=== Given exercise ===
Retype all the records with nothing changed.

=== Data section ===
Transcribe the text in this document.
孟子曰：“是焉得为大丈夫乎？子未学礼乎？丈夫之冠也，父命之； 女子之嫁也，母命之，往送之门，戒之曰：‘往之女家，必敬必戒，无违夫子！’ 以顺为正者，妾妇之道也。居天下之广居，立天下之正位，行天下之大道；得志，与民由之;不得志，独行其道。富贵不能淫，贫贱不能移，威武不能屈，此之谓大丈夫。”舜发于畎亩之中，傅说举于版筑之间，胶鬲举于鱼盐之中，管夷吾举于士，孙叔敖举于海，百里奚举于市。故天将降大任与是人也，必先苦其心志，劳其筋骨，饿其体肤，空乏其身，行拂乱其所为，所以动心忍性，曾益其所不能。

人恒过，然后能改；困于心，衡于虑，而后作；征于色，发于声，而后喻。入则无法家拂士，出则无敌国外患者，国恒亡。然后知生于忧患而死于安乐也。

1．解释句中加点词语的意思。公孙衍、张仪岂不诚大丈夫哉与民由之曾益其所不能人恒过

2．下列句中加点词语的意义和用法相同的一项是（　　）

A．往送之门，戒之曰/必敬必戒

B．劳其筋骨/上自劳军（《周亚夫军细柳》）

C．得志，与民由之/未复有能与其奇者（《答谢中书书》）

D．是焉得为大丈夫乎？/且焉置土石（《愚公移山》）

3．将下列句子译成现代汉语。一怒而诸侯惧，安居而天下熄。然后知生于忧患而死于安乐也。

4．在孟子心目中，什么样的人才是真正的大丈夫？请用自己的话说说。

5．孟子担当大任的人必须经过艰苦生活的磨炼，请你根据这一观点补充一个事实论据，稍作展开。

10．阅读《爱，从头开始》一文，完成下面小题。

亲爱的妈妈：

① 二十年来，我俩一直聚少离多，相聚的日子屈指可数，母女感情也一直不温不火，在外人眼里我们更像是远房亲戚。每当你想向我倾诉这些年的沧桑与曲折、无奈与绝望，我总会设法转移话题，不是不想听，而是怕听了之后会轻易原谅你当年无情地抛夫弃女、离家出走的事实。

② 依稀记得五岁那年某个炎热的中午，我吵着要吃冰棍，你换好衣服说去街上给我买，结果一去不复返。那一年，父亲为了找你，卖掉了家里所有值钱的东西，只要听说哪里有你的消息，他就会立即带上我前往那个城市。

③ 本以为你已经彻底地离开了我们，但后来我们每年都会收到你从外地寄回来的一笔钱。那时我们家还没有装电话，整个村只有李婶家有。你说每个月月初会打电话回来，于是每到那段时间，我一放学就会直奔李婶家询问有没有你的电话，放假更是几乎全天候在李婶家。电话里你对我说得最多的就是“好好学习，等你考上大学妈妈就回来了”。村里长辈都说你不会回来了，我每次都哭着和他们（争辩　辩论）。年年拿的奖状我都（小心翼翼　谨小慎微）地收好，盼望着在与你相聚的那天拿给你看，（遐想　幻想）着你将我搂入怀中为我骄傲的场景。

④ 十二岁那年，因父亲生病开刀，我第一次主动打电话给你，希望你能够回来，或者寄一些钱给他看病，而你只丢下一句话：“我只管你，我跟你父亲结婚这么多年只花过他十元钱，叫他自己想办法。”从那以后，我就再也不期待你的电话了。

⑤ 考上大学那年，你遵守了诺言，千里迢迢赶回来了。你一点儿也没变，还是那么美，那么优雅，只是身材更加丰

=== Solution to the problem ===
Transcribe the text in this document.
孟子曰：“是焉得为大丈夫乎？子未学礼乎？丈夫之冠也，父命之； 女子之嫁也，母命之，往送之门，戒之曰：‘往之女家，必敬必戒，无违夫子！’ 以顺为正者，妾妇之道也。居天下之广居，立天下之正位，行天下之大道；得志，与民由之;不得志，独行其道。富贵不能淫，贫贱不能移，威武不能屈，此之谓大丈夫。”舜发于畎亩之中，傅说举于版筑之间，胶鬲举于鱼盐之中，管夷吾举于士，孙叔敖举于海，百里奚举于市。故天将降大任与是人也，必先苦其心志，劳其筋骨，饿其体肤，空乏其身，行拂乱其所为，所以动心忍性，曾益其所不能。

人恒过，然后能改；困于心，衡于虑，而后作；征于色，发于声，而后喻。入则无法家拂士，出则无敌国外患者，国恒亡。然后知生于忧患而死于安乐也。

1．解释句中加点词语的意思。公孙衍、张仪岂不诚大丈夫哉与民由之曾益其所不能人恒过

2．下列句中加点词语的意义和用法相同的一项是（　　）

A．往送之门，戒之曰/必敬必戒

B．劳其筋骨/上自劳军（《周亚夫军细柳》）

C．得志，与民由之/未复有能与其奇者（《答谢中书书》）

D．是焉得为大丈夫乎？/且焉置土石（《愚公移山》）

3．将下列句子译成现代汉语。一怒而诸侯惧，安居而天下熄。然后知生于忧患而死于安乐也。

4．在孟子心目中，什么样的人才是真正的大丈夫？请用自己的话说说。

5．孟子担当大任的人必须经过艰苦生活的磨炼，请你根据这一观点补充一个事实论据，稍作展开。

10．阅读《爱，从头开始》一文，完成下面小题。

亲爱的妈妈：

① 二十年来，我俩一直聚少离多，相聚的日子屈指可数，母女感情也一直不温不火，在外人眼里我们更像是远房亲戚。每当你想向我倾诉这些年的沧桑与曲折、无奈与绝望，我总会设法转移话题，不是不想听，而是怕听了之后会轻易原谅你当年无情地抛夫弃女、离家出走的事实。

② 依稀记得五岁那年某个炎热的中午，我吵着要吃冰棍，你换好衣服说去街上给我买，结果一去不复返。那一年，父亲为了找你，卖掉了家里所有值钱的东西，只要听说哪里有你的消息，他就会立即带上我前往那个城市。

③ 本以为你已经彻底地离开了我们，但后来我们每年都会收到你从外地寄回来的一笔钱。那时我们家还没有装电话，整个村只有李婶家有。你说每个月月初会打电话回来，于是每到那段时间，我一放学就会直奔李婶家询问有没有你的电话，放假更是几乎全天候在李婶家。电话里你对我说得最多的就是“好好学习，等你考上大学妈妈就回来了”。村里长辈都说你不会回来了，我每次都哭着和他们（争辩　辩论）。年年拿的奖状我都（小心翼翼　谨小慎微）地收好，盼望着在与你相聚的那天拿给你看，（遐想　幻想）着你将我搂入怀中为我骄傲的场景。

④ 十二岁那年，因父亲生病开刀，我第一次主动打电话给你，希望你能够回来，或者寄一些钱给他看病，而你只丢下一句话：“我只管你，我跟你父亲结婚这么多年只花过他十元钱，叫他自己想办法。”从那以后，我就再也不期待你的电话了。

⑤ 考上大学那年，你遵守了诺言，千里迢迢赶回来了。你一点儿也没变，还是那么美，那么优雅，只是身材更加丰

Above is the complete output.